(Records that describe figures)

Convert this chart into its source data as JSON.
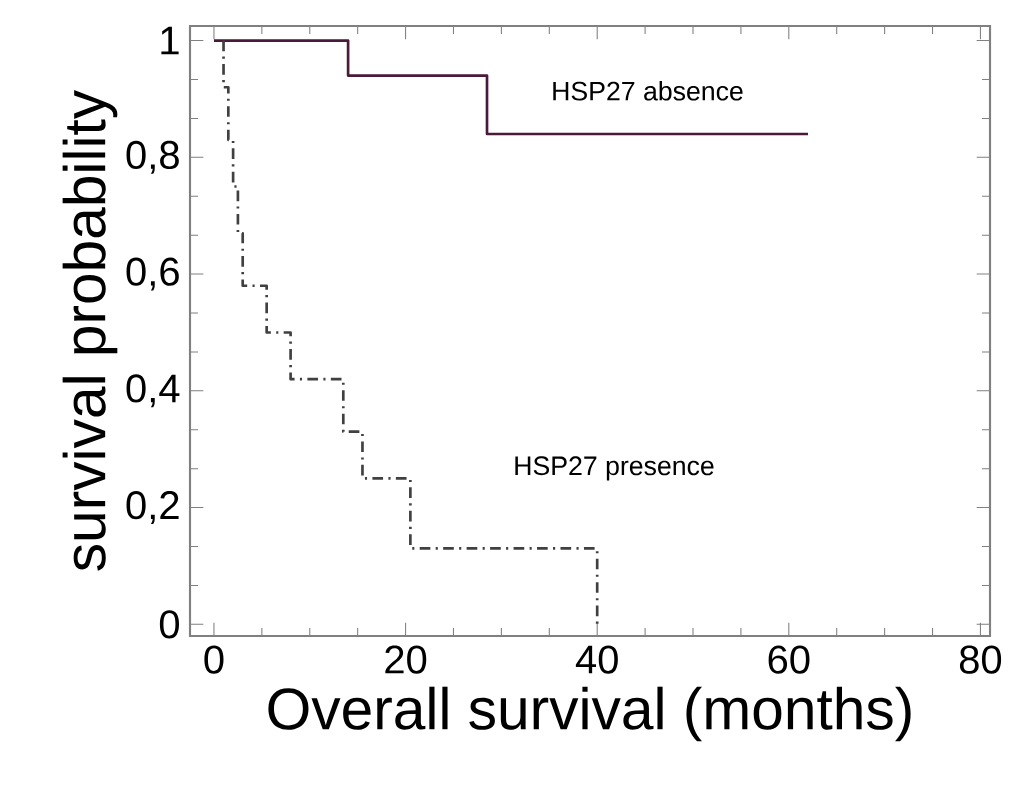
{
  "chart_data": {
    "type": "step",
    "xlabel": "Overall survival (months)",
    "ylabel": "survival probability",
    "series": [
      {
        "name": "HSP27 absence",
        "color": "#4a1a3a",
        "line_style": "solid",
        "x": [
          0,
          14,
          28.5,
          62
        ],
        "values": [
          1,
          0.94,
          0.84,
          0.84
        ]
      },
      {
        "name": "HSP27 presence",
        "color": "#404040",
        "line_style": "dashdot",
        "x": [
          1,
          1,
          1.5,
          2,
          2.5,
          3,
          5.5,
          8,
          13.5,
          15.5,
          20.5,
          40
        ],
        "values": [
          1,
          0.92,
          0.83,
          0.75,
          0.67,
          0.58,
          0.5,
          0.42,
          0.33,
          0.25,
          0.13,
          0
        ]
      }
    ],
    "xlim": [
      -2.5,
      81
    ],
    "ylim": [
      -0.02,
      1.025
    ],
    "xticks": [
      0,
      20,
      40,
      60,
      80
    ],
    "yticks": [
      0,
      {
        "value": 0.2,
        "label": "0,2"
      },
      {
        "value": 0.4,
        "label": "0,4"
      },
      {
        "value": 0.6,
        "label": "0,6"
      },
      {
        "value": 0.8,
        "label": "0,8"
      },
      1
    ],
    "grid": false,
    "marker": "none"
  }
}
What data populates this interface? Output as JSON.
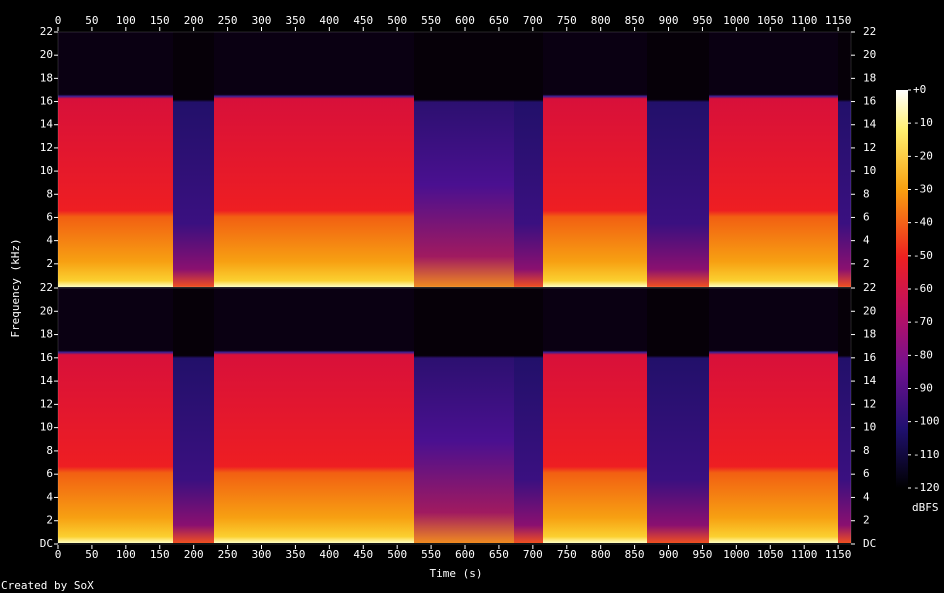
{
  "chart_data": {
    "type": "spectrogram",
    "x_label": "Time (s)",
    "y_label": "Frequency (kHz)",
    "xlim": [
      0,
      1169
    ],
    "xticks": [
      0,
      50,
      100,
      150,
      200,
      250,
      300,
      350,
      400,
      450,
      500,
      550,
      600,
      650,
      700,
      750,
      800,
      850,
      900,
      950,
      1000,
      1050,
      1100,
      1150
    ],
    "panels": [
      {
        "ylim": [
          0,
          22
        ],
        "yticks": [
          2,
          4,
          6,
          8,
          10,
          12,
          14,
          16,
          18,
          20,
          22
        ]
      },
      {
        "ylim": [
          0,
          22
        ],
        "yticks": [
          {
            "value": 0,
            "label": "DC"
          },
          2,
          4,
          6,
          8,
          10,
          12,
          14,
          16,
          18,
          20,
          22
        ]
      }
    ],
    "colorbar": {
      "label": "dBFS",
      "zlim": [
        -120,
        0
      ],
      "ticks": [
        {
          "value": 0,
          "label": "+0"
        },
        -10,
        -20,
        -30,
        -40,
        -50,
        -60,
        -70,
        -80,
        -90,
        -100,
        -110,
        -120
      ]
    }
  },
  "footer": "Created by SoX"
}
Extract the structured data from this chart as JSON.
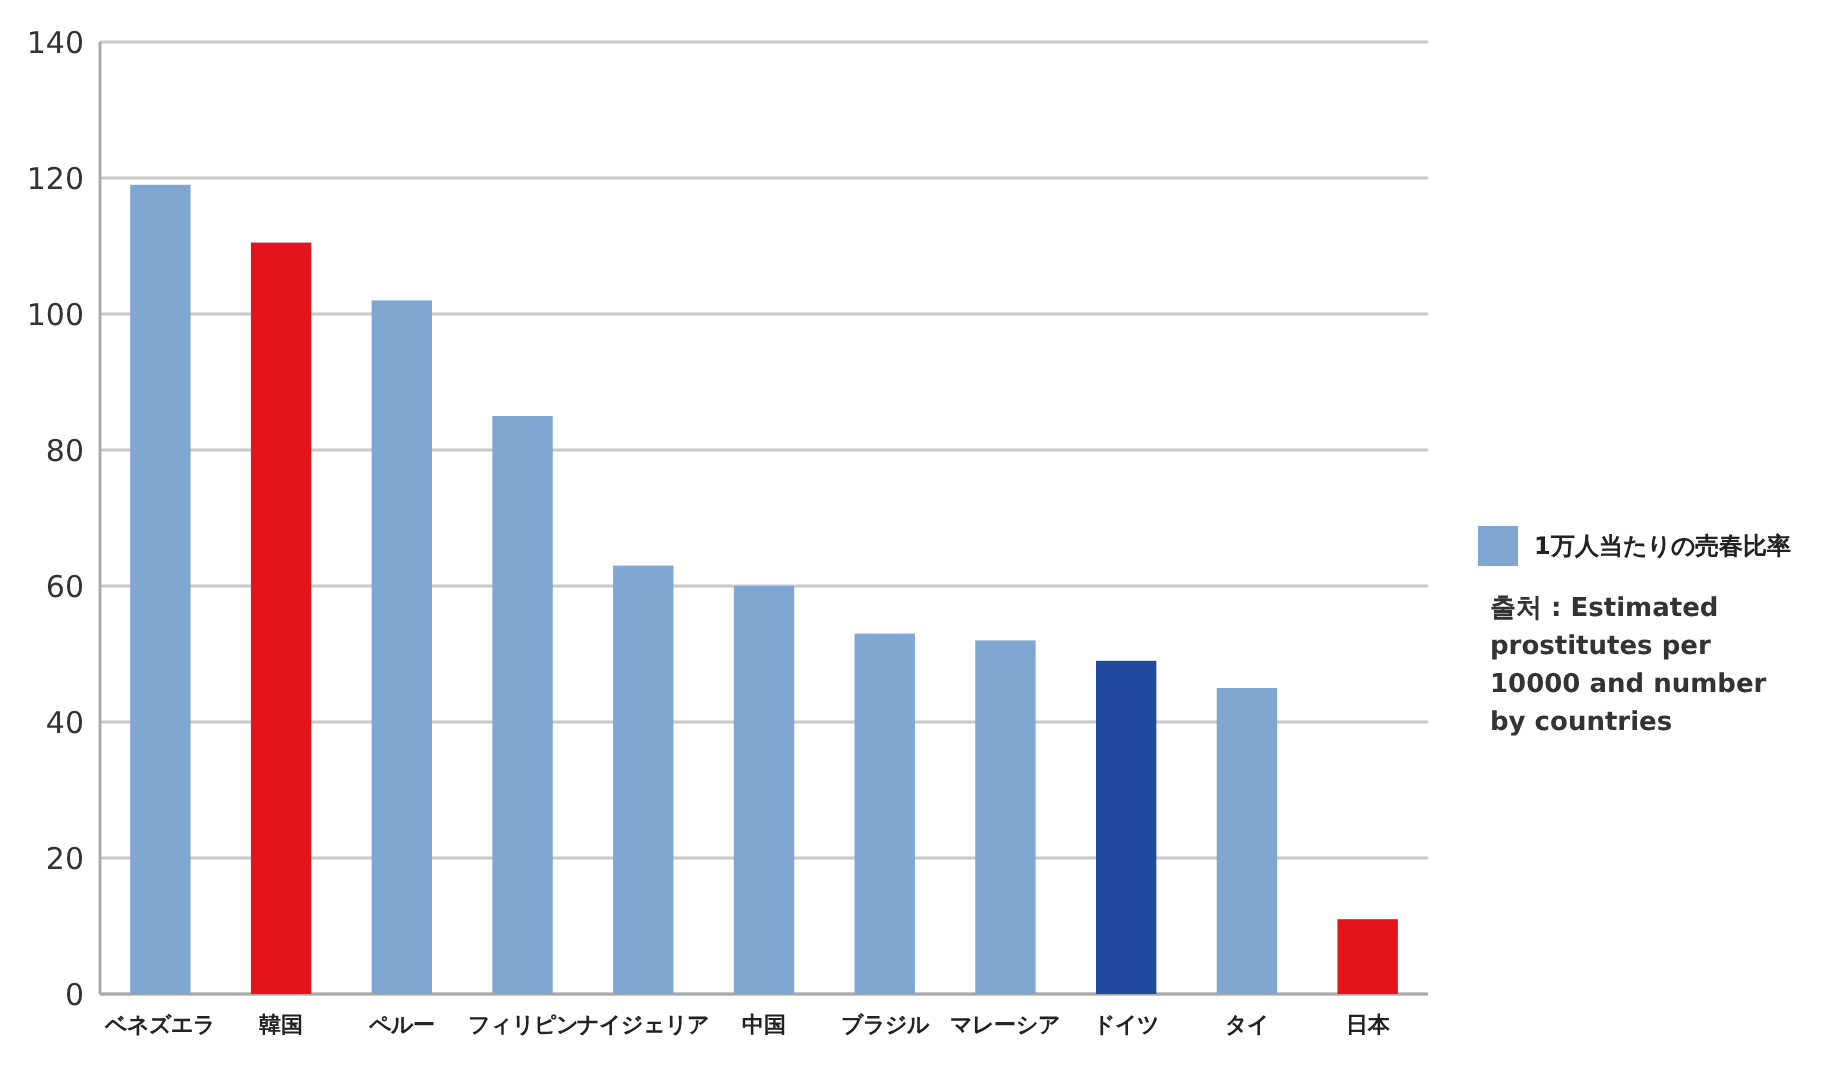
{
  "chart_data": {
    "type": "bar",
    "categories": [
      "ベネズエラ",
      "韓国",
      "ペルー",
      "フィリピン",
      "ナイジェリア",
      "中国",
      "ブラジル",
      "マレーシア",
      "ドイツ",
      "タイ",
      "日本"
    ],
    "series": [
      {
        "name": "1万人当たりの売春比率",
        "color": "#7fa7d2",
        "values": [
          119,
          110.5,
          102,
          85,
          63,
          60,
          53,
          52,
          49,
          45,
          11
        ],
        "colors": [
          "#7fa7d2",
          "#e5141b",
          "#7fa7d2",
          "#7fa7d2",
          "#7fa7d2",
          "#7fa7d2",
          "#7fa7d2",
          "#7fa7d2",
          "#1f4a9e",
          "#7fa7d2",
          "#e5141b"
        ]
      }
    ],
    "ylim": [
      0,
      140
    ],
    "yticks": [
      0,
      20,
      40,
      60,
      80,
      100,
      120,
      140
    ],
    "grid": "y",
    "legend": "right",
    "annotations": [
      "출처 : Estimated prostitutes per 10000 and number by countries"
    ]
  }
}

# Description of the task
Copy the whole of the material above exactly, but not its images.

# Full response
Convert this chart into its source data as JSON.
{
  "chart_data": {
    "type": "step",
    "xlabel": "Overall survival (months)",
    "ylabel": "survival probability",
    "series": [
      {
        "name": "HSP27 absence",
        "color": "#4a1a3a",
        "line_style": "solid",
        "x": [
          0,
          14,
          28.5,
          62
        ],
        "values": [
          1,
          0.94,
          0.84,
          0.84
        ]
      },
      {
        "name": "HSP27 presence",
        "color": "#404040",
        "line_style": "dashdot",
        "x": [
          1,
          1,
          1.5,
          2,
          2.5,
          3,
          5.5,
          8,
          13.5,
          15.5,
          20.5,
          40
        ],
        "values": [
          1,
          0.92,
          0.83,
          0.75,
          0.67,
          0.58,
          0.5,
          0.42,
          0.33,
          0.25,
          0.13,
          0
        ]
      }
    ],
    "xlim": [
      -2.5,
      81
    ],
    "ylim": [
      -0.02,
      1.025
    ],
    "xticks": [
      0,
      20,
      40,
      60,
      80
    ],
    "yticks": [
      0,
      {
        "value": 0.2,
        "label": "0,2"
      },
      {
        "value": 0.4,
        "label": "0,4"
      },
      {
        "value": 0.6,
        "label": "0,6"
      },
      {
        "value": 0.8,
        "label": "0,8"
      },
      1
    ],
    "grid": false,
    "marker": "none"
  }
}
What data populates this interface? Output as JSON.
{
  "chart_data": {
    "type": "spectrogram",
    "x_label": "Time (s)",
    "y_label": "Frequency (kHz)",
    "xlim": [
      0,
      1169
    ],
    "xticks": [
      0,
      50,
      100,
      150,
      200,
      250,
      300,
      350,
      400,
      450,
      500,
      550,
      600,
      650,
      700,
      750,
      800,
      850,
      900,
      950,
      1000,
      1050,
      1100,
      1150
    ],
    "panels": [
      {
        "ylim": [
          0,
          22
        ],
        "yticks": [
          2,
          4,
          6,
          8,
          10,
          12,
          14,
          16,
          18,
          20,
          22
        ]
      },
      {
        "ylim": [
          0,
          22
        ],
        "yticks": [
          {
            "value": 0,
            "label": "DC"
          },
          2,
          4,
          6,
          8,
          10,
          12,
          14,
          16,
          18,
          20,
          22
        ]
      }
    ],
    "colorbar": {
      "label": "dBFS",
      "zlim": [
        -120,
        0
      ],
      "ticks": [
        {
          "value": 0,
          "label": "+0"
        },
        -10,
        -20,
        -30,
        -40,
        -50,
        -60,
        -70,
        -80,
        -90,
        -100,
        -110,
        -120
      ]
    }
  },
  "footer": "Created by SoX"
}
Extract the structured data from this chart as JSON.
{
  "chart_data": {
    "type": "bar",
    "categories": [
      "ベネズエラ",
      "韓国",
      "ペルー",
      "フィリピン",
      "ナイジェリア",
      "中国",
      "ブラジル",
      "マレーシア",
      "ドイツ",
      "タイ",
      "日本"
    ],
    "series": [
      {
        "name": "1万人当たりの売春比率",
        "color": "#7fa7d2",
        "values": [
          119,
          110.5,
          102,
          85,
          63,
          60,
          53,
          52,
          49,
          45,
          11
        ],
        "colors": [
          "#7fa7d2",
          "#e5141b",
          "#7fa7d2",
          "#7fa7d2",
          "#7fa7d2",
          "#7fa7d2",
          "#7fa7d2",
          "#7fa7d2",
          "#1f4a9e",
          "#7fa7d2",
          "#e5141b"
        ]
      }
    ],
    "ylim": [
      0,
      140
    ],
    "yticks": [
      0,
      20,
      40,
      60,
      80,
      100,
      120,
      140
    ],
    "grid": "y",
    "legend": "right",
    "annotations": [
      "출처 : Estimated prostitutes per 10000 and number by countries"
    ]
  }
}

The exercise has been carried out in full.